Extracted data entries:
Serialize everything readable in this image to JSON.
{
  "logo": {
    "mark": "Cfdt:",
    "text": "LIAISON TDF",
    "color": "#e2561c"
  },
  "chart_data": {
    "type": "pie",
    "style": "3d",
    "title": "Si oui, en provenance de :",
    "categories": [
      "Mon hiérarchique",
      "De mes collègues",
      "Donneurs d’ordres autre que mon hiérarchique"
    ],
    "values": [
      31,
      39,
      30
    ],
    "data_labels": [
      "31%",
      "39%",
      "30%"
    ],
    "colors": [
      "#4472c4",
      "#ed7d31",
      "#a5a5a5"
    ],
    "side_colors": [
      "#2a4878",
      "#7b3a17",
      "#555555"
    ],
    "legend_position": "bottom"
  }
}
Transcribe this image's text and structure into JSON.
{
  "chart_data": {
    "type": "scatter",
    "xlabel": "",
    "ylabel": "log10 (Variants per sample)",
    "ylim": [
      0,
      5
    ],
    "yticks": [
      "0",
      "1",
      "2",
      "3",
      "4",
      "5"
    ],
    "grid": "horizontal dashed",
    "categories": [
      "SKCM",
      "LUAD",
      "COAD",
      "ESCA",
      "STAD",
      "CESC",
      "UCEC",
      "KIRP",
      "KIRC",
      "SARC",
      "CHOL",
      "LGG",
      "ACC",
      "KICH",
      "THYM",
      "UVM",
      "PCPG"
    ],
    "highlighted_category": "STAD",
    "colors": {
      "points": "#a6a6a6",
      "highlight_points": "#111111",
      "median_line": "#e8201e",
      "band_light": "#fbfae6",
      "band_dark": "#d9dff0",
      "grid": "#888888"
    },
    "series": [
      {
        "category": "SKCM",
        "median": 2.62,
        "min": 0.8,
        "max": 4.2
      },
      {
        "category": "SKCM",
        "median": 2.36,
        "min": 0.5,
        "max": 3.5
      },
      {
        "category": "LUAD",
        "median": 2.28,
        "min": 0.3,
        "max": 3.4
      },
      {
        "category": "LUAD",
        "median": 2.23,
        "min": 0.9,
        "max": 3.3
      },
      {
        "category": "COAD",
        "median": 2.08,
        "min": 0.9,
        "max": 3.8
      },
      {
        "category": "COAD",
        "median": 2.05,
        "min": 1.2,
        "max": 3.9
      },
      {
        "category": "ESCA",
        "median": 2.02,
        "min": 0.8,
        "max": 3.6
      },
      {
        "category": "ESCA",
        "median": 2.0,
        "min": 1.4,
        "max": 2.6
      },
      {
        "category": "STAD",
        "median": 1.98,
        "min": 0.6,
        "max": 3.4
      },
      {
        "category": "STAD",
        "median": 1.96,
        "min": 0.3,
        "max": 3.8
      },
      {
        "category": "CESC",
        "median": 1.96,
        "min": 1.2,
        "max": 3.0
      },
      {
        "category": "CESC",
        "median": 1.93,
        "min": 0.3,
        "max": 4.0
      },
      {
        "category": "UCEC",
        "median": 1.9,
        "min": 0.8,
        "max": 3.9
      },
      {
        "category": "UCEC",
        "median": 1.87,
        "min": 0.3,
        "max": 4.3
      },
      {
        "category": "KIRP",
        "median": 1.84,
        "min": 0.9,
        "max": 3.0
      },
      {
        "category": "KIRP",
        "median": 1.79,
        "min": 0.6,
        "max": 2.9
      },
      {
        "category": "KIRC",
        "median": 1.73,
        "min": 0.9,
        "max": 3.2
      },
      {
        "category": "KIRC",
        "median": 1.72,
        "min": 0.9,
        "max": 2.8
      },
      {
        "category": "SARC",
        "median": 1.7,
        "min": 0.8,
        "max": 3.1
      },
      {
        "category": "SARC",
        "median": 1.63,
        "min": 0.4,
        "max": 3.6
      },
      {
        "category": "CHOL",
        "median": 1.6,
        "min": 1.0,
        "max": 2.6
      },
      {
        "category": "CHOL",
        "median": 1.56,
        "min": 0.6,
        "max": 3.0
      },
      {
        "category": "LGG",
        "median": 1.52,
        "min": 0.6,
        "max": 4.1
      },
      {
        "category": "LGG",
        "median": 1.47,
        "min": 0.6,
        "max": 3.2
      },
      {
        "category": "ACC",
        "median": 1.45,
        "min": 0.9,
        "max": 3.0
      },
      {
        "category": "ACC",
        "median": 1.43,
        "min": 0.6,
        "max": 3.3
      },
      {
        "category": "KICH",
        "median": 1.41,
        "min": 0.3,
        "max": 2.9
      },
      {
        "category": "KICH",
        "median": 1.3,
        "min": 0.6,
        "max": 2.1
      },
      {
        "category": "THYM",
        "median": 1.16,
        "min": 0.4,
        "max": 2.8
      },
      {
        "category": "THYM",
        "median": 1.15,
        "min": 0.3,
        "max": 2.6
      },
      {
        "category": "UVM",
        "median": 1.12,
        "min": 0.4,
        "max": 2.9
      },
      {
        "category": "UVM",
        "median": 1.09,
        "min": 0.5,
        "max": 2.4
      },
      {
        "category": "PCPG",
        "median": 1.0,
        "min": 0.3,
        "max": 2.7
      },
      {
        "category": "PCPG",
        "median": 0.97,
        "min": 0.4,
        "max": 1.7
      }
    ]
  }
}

:: Exercise brief ::
Make an exact copy of every line in the data.

:: Answer in full ::
Serialize everything readable in this image to JSON.
{
  "logo": {
    "mark": "Cfdt:",
    "text": "LIAISON TDF",
    "color": "#e2561c"
  },
  "chart_data": {
    "type": "pie",
    "style": "3d",
    "title": "Si oui, en provenance de :",
    "categories": [
      "Mon hiérarchique",
      "De mes collègues",
      "Donneurs d’ordres autre que mon hiérarchique"
    ],
    "values": [
      31,
      39,
      30
    ],
    "data_labels": [
      "31%",
      "39%",
      "30%"
    ],
    "colors": [
      "#4472c4",
      "#ed7d31",
      "#a5a5a5"
    ],
    "side_colors": [
      "#2a4878",
      "#7b3a17",
      "#555555"
    ],
    "legend_position": "bottom"
  }
}
Transcribe this image's text and structure into JSON.
{
  "chart_data": {
    "type": "scatter",
    "xlabel": "",
    "ylabel": "log10 (Variants per sample)",
    "ylim": [
      0,
      5
    ],
    "yticks": [
      "0",
      "1",
      "2",
      "3",
      "4",
      "5"
    ],
    "grid": "horizontal dashed",
    "categories": [
      "SKCM",
      "LUAD",
      "COAD",
      "ESCA",
      "STAD",
      "CESC",
      "UCEC",
      "KIRP",
      "KIRC",
      "SARC",
      "CHOL",
      "LGG",
      "ACC",
      "KICH",
      "THYM",
      "UVM",
      "PCPG"
    ],
    "highlighted_category": "STAD",
    "colors": {
      "points": "#a6a6a6",
      "highlight_points": "#111111",
      "median_line": "#e8201e",
      "band_light": "#fbfae6",
      "band_dark": "#d9dff0",
      "grid": "#888888"
    },
    "series": [
      {
        "category": "SKCM",
        "median": 2.62,
        "min": 0.8,
        "max": 4.2
      },
      {
        "category": "SKCM",
        "median": 2.36,
        "min": 0.5,
        "max": 3.5
      },
      {
        "category": "LUAD",
        "median": 2.28,
        "min": 0.3,
        "max": 3.4
      },
      {
        "category": "LUAD",
        "median": 2.23,
        "min": 0.9,
        "max": 3.3
      },
      {
        "category": "COAD",
        "median": 2.08,
        "min": 0.9,
        "max": 3.8
      },
      {
        "category": "COAD",
        "median": 2.05,
        "min": 1.2,
        "max": 3.9
      },
      {
        "category": "ESCA",
        "median": 2.02,
        "min": 0.8,
        "max": 3.6
      },
      {
        "category": "ESCA",
        "median": 2.0,
        "min": 1.4,
        "max": 2.6
      },
      {
        "category": "STAD",
        "median": 1.98,
        "min": 0.6,
        "max": 3.4
      },
      {
        "category": "STAD",
        "median": 1.96,
        "min": 0.3,
        "max": 3.8
      },
      {
        "category": "CESC",
        "median": 1.96,
        "min": 1.2,
        "max": 3.0
      },
      {
        "category": "CESC",
        "median": 1.93,
        "min": 0.3,
        "max": 4.0
      },
      {
        "category": "UCEC",
        "median": 1.9,
        "min": 0.8,
        "max": 3.9
      },
      {
        "category": "UCEC",
        "median": 1.87,
        "min": 0.3,
        "max": 4.3
      },
      {
        "category": "KIRP",
        "median": 1.84,
        "min": 0.9,
        "max": 3.0
      },
      {
        "category": "KIRP",
        "median": 1.79,
        "min": 0.6,
        "max": 2.9
      },
      {
        "category": "KIRC",
        "median": 1.73,
        "min": 0.9,
        "max": 3.2
      },
      {
        "category": "KIRC",
        "median": 1.72,
        "min": 0.9,
        "max": 2.8
      },
      {
        "category": "SARC",
        "median": 1.7,
        "min": 0.8,
        "max": 3.1
      },
      {
        "category": "SARC",
        "median": 1.63,
        "min": 0.4,
        "max": 3.6
      },
      {
        "category": "CHOL",
        "median": 1.6,
        "min": 1.0,
        "max": 2.6
      },
      {
        "category": "CHOL",
        "median": 1.56,
        "min": 0.6,
        "max": 3.0
      },
      {
        "category": "LGG",
        "median": 1.52,
        "min": 0.6,
        "max": 4.1
      },
      {
        "category": "LGG",
        "median": 1.47,
        "min": 0.6,
        "max": 3.2
      },
      {
        "category": "ACC",
        "median": 1.45,
        "min": 0.9,
        "max": 3.0
      },
      {
        "category": "ACC",
        "median": 1.43,
        "min": 0.6,
        "max": 3.3
      },
      {
        "category": "KICH",
        "median": 1.41,
        "min": 0.3,
        "max": 2.9
      },
      {
        "category": "KICH",
        "median": 1.3,
        "min": 0.6,
        "max": 2.1
      },
      {
        "category": "THYM",
        "median": 1.16,
        "min": 0.4,
        "max": 2.8
      },
      {
        "category": "THYM",
        "median": 1.15,
        "min": 0.3,
        "max": 2.6
      },
      {
        "category": "UVM",
        "median": 1.12,
        "min": 0.4,
        "max": 2.9
      },
      {
        "category": "UVM",
        "median": 1.09,
        "min": 0.5,
        "max": 2.4
      },
      {
        "category": "PCPG",
        "median": 1.0,
        "min": 0.3,
        "max": 2.7
      },
      {
        "category": "PCPG",
        "median": 0.97,
        "min": 0.4,
        "max": 1.7
      }
    ]
  }
}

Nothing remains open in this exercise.